ENTRIES PROVIDED »
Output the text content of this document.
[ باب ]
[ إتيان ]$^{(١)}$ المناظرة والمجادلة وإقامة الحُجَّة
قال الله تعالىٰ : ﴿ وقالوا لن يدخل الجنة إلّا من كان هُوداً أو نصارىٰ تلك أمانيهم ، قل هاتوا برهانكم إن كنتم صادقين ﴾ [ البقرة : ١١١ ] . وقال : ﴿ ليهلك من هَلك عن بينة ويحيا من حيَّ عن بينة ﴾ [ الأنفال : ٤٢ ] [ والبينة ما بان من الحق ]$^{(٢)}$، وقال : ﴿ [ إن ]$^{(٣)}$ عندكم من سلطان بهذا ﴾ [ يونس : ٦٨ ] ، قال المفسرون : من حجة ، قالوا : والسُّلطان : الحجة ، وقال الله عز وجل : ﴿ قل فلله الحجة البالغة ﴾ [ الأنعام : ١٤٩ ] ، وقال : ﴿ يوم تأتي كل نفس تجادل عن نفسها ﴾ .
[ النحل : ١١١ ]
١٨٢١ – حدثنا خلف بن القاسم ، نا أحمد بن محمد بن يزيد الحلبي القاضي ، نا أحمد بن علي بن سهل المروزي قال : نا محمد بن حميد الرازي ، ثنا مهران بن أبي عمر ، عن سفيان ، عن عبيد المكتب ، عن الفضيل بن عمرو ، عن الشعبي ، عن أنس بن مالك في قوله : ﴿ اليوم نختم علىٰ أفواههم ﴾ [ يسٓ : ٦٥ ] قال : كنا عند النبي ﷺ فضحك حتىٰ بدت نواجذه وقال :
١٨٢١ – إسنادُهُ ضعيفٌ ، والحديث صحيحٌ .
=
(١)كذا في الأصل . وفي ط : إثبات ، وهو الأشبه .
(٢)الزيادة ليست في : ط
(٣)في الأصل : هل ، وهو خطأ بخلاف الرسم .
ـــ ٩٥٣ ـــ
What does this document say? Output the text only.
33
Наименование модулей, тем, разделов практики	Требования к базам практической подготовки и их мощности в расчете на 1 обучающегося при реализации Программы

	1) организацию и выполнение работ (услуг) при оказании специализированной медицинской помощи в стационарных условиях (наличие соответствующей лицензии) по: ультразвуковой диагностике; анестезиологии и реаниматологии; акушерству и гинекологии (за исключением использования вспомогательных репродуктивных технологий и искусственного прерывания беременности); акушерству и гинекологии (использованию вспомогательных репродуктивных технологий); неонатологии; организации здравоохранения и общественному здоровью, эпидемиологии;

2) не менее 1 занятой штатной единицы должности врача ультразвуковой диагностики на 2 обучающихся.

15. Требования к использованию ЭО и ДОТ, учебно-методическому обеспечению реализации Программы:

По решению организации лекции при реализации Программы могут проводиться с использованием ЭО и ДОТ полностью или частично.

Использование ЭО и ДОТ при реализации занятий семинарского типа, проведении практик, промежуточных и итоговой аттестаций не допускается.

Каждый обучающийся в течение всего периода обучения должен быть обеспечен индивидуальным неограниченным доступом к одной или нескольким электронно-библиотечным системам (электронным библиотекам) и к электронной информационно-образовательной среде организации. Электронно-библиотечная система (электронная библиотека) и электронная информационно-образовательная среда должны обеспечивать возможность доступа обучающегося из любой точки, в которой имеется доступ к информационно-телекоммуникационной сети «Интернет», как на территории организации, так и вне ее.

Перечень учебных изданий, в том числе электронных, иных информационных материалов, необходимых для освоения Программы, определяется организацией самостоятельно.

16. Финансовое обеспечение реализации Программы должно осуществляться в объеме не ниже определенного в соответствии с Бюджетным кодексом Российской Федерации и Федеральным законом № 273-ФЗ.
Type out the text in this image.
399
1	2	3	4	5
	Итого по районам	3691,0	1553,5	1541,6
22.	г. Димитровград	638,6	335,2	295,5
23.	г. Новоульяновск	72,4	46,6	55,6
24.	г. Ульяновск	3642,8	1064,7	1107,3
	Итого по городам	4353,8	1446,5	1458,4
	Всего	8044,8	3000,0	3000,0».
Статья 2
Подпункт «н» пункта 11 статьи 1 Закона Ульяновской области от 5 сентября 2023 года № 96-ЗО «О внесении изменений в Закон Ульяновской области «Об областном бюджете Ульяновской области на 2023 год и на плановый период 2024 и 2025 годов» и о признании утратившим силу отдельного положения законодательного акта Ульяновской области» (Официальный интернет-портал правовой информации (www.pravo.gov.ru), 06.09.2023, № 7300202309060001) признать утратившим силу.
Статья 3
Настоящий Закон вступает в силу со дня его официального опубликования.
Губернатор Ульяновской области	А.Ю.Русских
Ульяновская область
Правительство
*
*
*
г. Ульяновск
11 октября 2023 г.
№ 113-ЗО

EXERCISE PROMPT » Your output consists solely of the lines from the one with "Type out the text in this image." through the last line, copied exactly.

RESPONSE TO THIS TASK »
Type out the text in this image.
399
1	2	3	4	5
	Итого по районам	3691,0	1553,5	1541,6
22.	г. Димитровград	638,6	335,2	295,5
23.	г. Новоульяновск	72,4	46,6	55,6
24.	г. Ульяновск	3642,8	1064,7	1107,3
	Итого по городам	4353,8	1446,5	1458,4
	Всего	8044,8	3000,0	3000,0».
Статья 2
Подпункт «н» пункта 11 статьи 1 Закона Ульяновской области от 5 сентября 2023 года № 96-ЗО «О внесении изменений в Закон Ульяновской области «Об областном бюджете Ульяновской области на 2023 год и на плановый период 2024 и 2025 годов» и о признании утратившим силу отдельного положения законодательного акта Ульяновской области» (Официальный интернет-портал правовой информации (www.pravo.gov.ru), 06.09.2023, № 7300202309060001) признать утратившим силу.
Статья 3
Настоящий Закон вступает в силу со дня его официального опубликования.
Губернатор Ульяновской области	А.Ю.Русских
Ульяновская область
Правительство
*
*
*
г. Ульяновск
11 октября 2023 г.
№ 113-ЗО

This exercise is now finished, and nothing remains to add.